Transcribe the data in full and exactly, omitting any pictures.
============================================================
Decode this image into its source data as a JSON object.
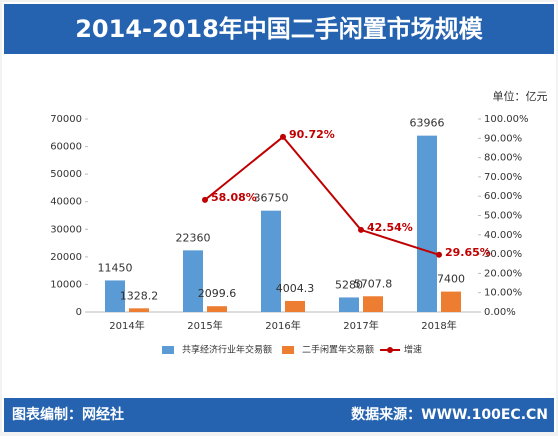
{
  "chart_data": {
    "type": "bar",
    "title": "2014-2018年中国二手闲置市场规模",
    "unit": "单位：亿元",
    "categories": [
      "2014年",
      "2015年",
      "2016年",
      "2017年",
      "2018年"
    ],
    "series": [
      {
        "name": "共享经济行业年交易额",
        "type": "bar",
        "color": "#5b9bd5",
        "values": [
          11450,
          22360,
          36750,
          5280,
          63966
        ]
      },
      {
        "name": "二手闲置年交易额",
        "type": "bar",
        "color": "#ed7d31",
        "values": [
          1328.2,
          2099.6,
          4004.3,
          5707.8,
          7400
        ]
      },
      {
        "name": "增速",
        "type": "line",
        "axis": "y2",
        "color": "#c00000",
        "values": [
          null,
          58.08,
          90.72,
          42.54,
          29.65
        ],
        "value_labels": [
          null,
          "58.08%",
          "90.72%",
          "42.54%",
          "29.65%"
        ]
      }
    ],
    "ylim": [
      0,
      70000
    ],
    "yticks": [
      0,
      10000,
      20000,
      30000,
      40000,
      50000,
      60000,
      70000
    ],
    "y2lim": [
      0,
      100
    ],
    "y2ticks": [
      {
        "value": 0,
        "label": "0.00%"
      },
      {
        "value": 10,
        "label": "10.00%"
      },
      {
        "value": 20,
        "label": "20.00%"
      },
      {
        "value": 30,
        "label": "30.00%"
      },
      {
        "value": 40,
        "label": "40.00%"
      },
      {
        "value": 50,
        "label": "50.00%"
      },
      {
        "value": 60,
        "label": "60.00%"
      },
      {
        "value": 70,
        "label": "70.00%"
      },
      {
        "value": 80,
        "label": "80.00%"
      },
      {
        "value": 90,
        "label": "90.00%"
      },
      {
        "value": 100,
        "label": "100.00%"
      }
    ],
    "legend": "bottom"
  },
  "footer": {
    "left": "图表编制：网经社",
    "right": "数据来源：WWW.100EC.CN"
  }
}
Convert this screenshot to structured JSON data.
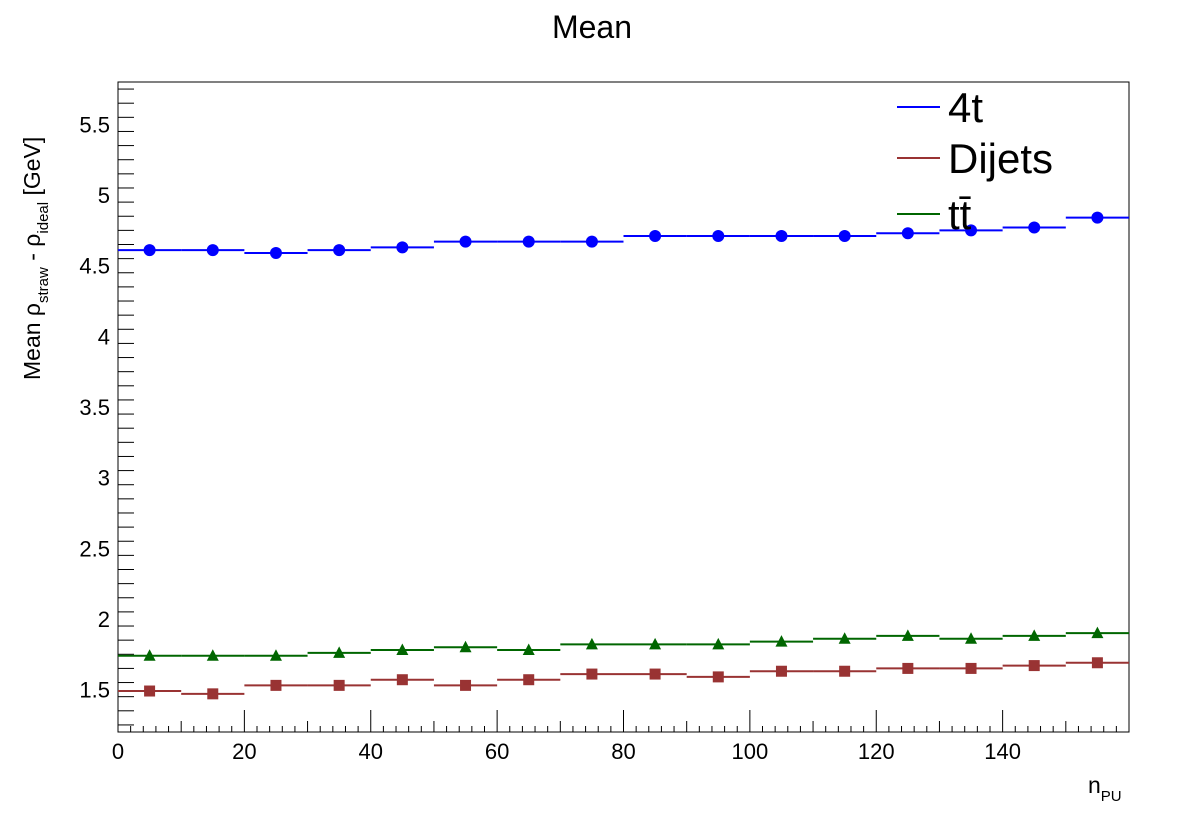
{
  "chart_data": {
    "type": "scatter",
    "title": "Mean",
    "xlabel": {
      "main": "n",
      "sub": "PU"
    },
    "ylabel": {
      "parts": [
        "Mean  ρ",
        "straw",
        " - ρ",
        "ideal",
        " [GeV]"
      ]
    },
    "xlim": [
      0,
      160
    ],
    "ylim": [
      1.2,
      5.8
    ],
    "x_ticks": [
      0,
      20,
      40,
      60,
      80,
      100,
      120,
      140
    ],
    "x_tick_labels": [
      "0",
      "20",
      "40",
      "60",
      "80",
      "100",
      "120",
      "140"
    ],
    "y_ticks": [
      1.5,
      2,
      2.5,
      3,
      3.5,
      4,
      4.5,
      5,
      5.5
    ],
    "y_tick_labels": [
      "1.5",
      "2",
      "2.5",
      "3",
      "3.5",
      "4",
      "4.5",
      "5",
      "5.5"
    ],
    "bin_width": 10,
    "x": [
      5,
      15,
      25,
      35,
      45,
      55,
      65,
      75,
      85,
      95,
      105,
      115,
      125,
      135,
      145,
      155
    ],
    "legend_position": "top-right",
    "grid": false,
    "series": [
      {
        "name": "4t",
        "color": "#0000ff",
        "marker": "circle",
        "values": [
          4.61,
          4.61,
          4.59,
          4.61,
          4.63,
          4.67,
          4.67,
          4.67,
          4.71,
          4.71,
          4.71,
          4.71,
          4.73,
          4.75,
          4.77,
          4.84
        ]
      },
      {
        "name": "Dijets",
        "color": "#993333",
        "marker": "square",
        "values": [
          1.49,
          1.47,
          1.53,
          1.53,
          1.57,
          1.53,
          1.57,
          1.61,
          1.61,
          1.59,
          1.63,
          1.63,
          1.65,
          1.65,
          1.67,
          1.69
        ]
      },
      {
        "name": "tt̄",
        "color": "#006600",
        "marker": "triangle",
        "values": [
          1.74,
          1.74,
          1.74,
          1.76,
          1.78,
          1.8,
          1.78,
          1.82,
          1.82,
          1.82,
          1.84,
          1.86,
          1.88,
          1.86,
          1.88,
          1.9
        ]
      }
    ]
  }
}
============================================================
**Output**
Decode this image into its source data as a JSON object.
{
  "chart_data": {
    "type": "bar",
    "title": "2014-2018年中国二手闲置市场规模",
    "unit": "单位：亿元",
    "categories": [
      "2014年",
      "2015年",
      "2016年",
      "2017年",
      "2018年"
    ],
    "series": [
      {
        "name": "共享经济行业年交易额",
        "type": "bar",
        "color": "#5b9bd5",
        "values": [
          11450,
          22360,
          36750,
          5280,
          63966
        ]
      },
      {
        "name": "二手闲置年交易额",
        "type": "bar",
        "color": "#ed7d31",
        "values": [
          1328.2,
          2099.6,
          4004.3,
          5707.8,
          7400
        ]
      },
      {
        "name": "增速",
        "type": "line",
        "axis": "y2",
        "color": "#c00000",
        "values": [
          null,
          58.08,
          90.72,
          42.54,
          29.65
        ],
        "value_labels": [
          null,
          "58.08%",
          "90.72%",
          "42.54%",
          "29.65%"
        ]
      }
    ],
    "ylim": [
      0,
      70000
    ],
    "yticks": [
      0,
      10000,
      20000,
      30000,
      40000,
      50000,
      60000,
      70000
    ],
    "y2lim": [
      0,
      100
    ],
    "y2ticks": [
      {
        "value": 0,
        "label": "0.00%"
      },
      {
        "value": 10,
        "label": "10.00%"
      },
      {
        "value": 20,
        "label": "20.00%"
      },
      {
        "value": 30,
        "label": "30.00%"
      },
      {
        "value": 40,
        "label": "40.00%"
      },
      {
        "value": 50,
        "label": "50.00%"
      },
      {
        "value": 60,
        "label": "60.00%"
      },
      {
        "value": 70,
        "label": "70.00%"
      },
      {
        "value": 80,
        "label": "80.00%"
      },
      {
        "value": 90,
        "label": "90.00%"
      },
      {
        "value": 100,
        "label": "100.00%"
      }
    ],
    "legend": "bottom"
  },
  "footer": {
    "left": "图表编制：网经社",
    "right": "数据来源：WWW.100EC.CN"
  }
}
Convert this screenshot to structured JSON data.
{
  "chart_data": {
    "type": "scatter",
    "title": "Mean",
    "xlabel": {
      "main": "n",
      "sub": "PU"
    },
    "ylabel": {
      "parts": [
        "Mean  ρ",
        "straw",
        " - ρ",
        "ideal",
        " [GeV]"
      ]
    },
    "xlim": [
      0,
      160
    ],
    "ylim": [
      1.2,
      5.8
    ],
    "x_ticks": [
      0,
      20,
      40,
      60,
      80,
      100,
      120,
      140
    ],
    "x_tick_labels": [
      "0",
      "20",
      "40",
      "60",
      "80",
      "100",
      "120",
      "140"
    ],
    "y_ticks": [
      1.5,
      2,
      2.5,
      3,
      3.5,
      4,
      4.5,
      5,
      5.5
    ],
    "y_tick_labels": [
      "1.5",
      "2",
      "2.5",
      "3",
      "3.5",
      "4",
      "4.5",
      "5",
      "5.5"
    ],
    "bin_width": 10,
    "x": [
      5,
      15,
      25,
      35,
      45,
      55,
      65,
      75,
      85,
      95,
      105,
      115,
      125,
      135,
      145,
      155
    ],
    "legend_position": "top-right",
    "grid": false,
    "series": [
      {
        "name": "4t",
        "color": "#0000ff",
        "marker": "circle",
        "values": [
          4.61,
          4.61,
          4.59,
          4.61,
          4.63,
          4.67,
          4.67,
          4.67,
          4.71,
          4.71,
          4.71,
          4.71,
          4.73,
          4.75,
          4.77,
          4.84
        ]
      },
      {
        "name": "Dijets",
        "color": "#993333",
        "marker": "square",
        "values": [
          1.49,
          1.47,
          1.53,
          1.53,
          1.57,
          1.53,
          1.57,
          1.61,
          1.61,
          1.59,
          1.63,
          1.63,
          1.65,
          1.65,
          1.67,
          1.69
        ]
      },
      {
        "name": "tt̄",
        "color": "#006600",
        "marker": "triangle",
        "values": [
          1.74,
          1.74,
          1.74,
          1.76,
          1.78,
          1.8,
          1.78,
          1.82,
          1.82,
          1.82,
          1.84,
          1.86,
          1.88,
          1.86,
          1.88,
          1.9
        ]
      }
    ]
  }
}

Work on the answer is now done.